== LISTED ENTRIES

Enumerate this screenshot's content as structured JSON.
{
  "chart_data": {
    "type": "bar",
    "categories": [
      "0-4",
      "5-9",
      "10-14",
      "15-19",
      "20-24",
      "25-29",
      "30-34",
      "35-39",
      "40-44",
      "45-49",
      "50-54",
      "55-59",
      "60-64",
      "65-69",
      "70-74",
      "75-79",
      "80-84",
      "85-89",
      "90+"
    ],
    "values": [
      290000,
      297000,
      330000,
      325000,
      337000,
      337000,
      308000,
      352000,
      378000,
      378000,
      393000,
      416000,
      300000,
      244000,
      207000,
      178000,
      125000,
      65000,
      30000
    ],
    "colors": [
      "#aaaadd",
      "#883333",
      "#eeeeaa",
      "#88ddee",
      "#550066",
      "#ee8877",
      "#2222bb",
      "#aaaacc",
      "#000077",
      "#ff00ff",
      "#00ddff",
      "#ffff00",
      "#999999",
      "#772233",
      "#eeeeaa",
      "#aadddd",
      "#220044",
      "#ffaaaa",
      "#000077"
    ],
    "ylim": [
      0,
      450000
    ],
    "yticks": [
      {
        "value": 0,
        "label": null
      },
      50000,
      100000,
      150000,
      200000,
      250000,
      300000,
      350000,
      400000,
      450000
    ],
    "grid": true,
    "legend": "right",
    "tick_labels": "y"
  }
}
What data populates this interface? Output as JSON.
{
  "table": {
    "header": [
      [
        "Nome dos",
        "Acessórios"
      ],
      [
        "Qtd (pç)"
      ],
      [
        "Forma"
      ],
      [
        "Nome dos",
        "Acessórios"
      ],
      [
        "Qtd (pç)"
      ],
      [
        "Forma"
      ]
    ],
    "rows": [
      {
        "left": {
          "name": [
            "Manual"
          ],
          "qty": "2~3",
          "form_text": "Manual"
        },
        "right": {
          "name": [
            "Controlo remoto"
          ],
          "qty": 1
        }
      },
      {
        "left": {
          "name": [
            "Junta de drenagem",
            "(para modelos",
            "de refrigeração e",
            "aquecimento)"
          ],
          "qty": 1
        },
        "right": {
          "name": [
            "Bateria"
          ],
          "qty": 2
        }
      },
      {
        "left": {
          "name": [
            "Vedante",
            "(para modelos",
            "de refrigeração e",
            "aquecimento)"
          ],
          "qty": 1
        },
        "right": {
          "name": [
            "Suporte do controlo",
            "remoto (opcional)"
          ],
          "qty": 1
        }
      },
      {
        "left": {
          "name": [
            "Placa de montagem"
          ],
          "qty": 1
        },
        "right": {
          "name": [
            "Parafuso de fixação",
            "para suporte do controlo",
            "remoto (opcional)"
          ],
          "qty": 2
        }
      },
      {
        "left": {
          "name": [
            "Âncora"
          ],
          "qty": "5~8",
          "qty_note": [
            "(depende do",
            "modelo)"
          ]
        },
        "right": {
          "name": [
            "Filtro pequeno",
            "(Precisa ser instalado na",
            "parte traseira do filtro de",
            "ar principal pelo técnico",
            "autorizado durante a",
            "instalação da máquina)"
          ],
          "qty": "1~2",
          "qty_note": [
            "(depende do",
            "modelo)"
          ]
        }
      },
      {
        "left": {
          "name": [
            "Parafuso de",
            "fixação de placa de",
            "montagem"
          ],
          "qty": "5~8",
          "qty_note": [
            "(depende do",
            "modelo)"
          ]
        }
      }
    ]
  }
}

====

• [GIVEN TASK]:
Set every line of the listing down word for word.

• [EXERCISE ANSWER]:
Enumerate this screenshot's content as structured JSON.
{
  "chart_data": {
    "type": "bar",
    "categories": [
      "0-4",
      "5-9",
      "10-14",
      "15-19",
      "20-24",
      "25-29",
      "30-34",
      "35-39",
      "40-44",
      "45-49",
      "50-54",
      "55-59",
      "60-64",
      "65-69",
      "70-74",
      "75-79",
      "80-84",
      "85-89",
      "90+"
    ],
    "values": [
      290000,
      297000,
      330000,
      325000,
      337000,
      337000,
      308000,
      352000,
      378000,
      378000,
      393000,
      416000,
      300000,
      244000,
      207000,
      178000,
      125000,
      65000,
      30000
    ],
    "colors": [
      "#aaaadd",
      "#883333",
      "#eeeeaa",
      "#88ddee",
      "#550066",
      "#ee8877",
      "#2222bb",
      "#aaaacc",
      "#000077",
      "#ff00ff",
      "#00ddff",
      "#ffff00",
      "#999999",
      "#772233",
      "#eeeeaa",
      "#aadddd",
      "#220044",
      "#ffaaaa",
      "#000077"
    ],
    "ylim": [
      0,
      450000
    ],
    "yticks": [
      {
        "value": 0,
        "label": null
      },
      50000,
      100000,
      150000,
      200000,
      250000,
      300000,
      350000,
      400000,
      450000
    ],
    "grid": true,
    "legend": "right",
    "tick_labels": "y"
  }
}
What data populates this interface? Output as JSON.
{
  "table": {
    "header": [
      [
        "Nome dos",
        "Acessórios"
      ],
      [
        "Qtd (pç)"
      ],
      [
        "Forma"
      ],
      [
        "Nome dos",
        "Acessórios"
      ],
      [
        "Qtd (pç)"
      ],
      [
        "Forma"
      ]
    ],
    "rows": [
      {
        "left": {
          "name": [
            "Manual"
          ],
          "qty": "2~3",
          "form_text": "Manual"
        },
        "right": {
          "name": [
            "Controlo remoto"
          ],
          "qty": 1
        }
      },
      {
        "left": {
          "name": [
            "Junta de drenagem",
            "(para modelos",
            "de refrigeração e",
            "aquecimento)"
          ],
          "qty": 1
        },
        "right": {
          "name": [
            "Bateria"
          ],
          "qty": 2
        }
      },
      {
        "left": {
          "name": [
            "Vedante",
            "(para modelos",
            "de refrigeração e",
            "aquecimento)"
          ],
          "qty": 1
        },
        "right": {
          "name": [
            "Suporte do controlo",
            "remoto (opcional)"
          ],
          "qty": 1
        }
      },
      {
        "left": {
          "name": [
            "Placa de montagem"
          ],
          "qty": 1
        },
        "right": {
          "name": [
            "Parafuso de fixação",
            "para suporte do controlo",
            "remoto (opcional)"
          ],
          "qty": 2
        }
      },
      {
        "left": {
          "name": [
            "Âncora"
          ],
          "qty": "5~8",
          "qty_note": [
            "(depende do",
            "modelo)"
          ]
        },
        "right": {
          "name": [
            "Filtro pequeno",
            "(Precisa ser instalado na",
            "parte traseira do filtro de",
            "ar principal pelo técnico",
            "autorizado durante a",
            "instalação da máquina)"
          ],
          "qty": "1~2",
          "qty_note": [
            "(depende do",
            "modelo)"
          ]
        }
      },
      {
        "left": {
          "name": [
            "Parafuso de",
            "fixação de placa de",
            "montagem"
          ],
          "qty": "5~8",
          "qty_note": [
            "(depende do",
            "modelo)"
          ]
        }
      }
    ]
  }
}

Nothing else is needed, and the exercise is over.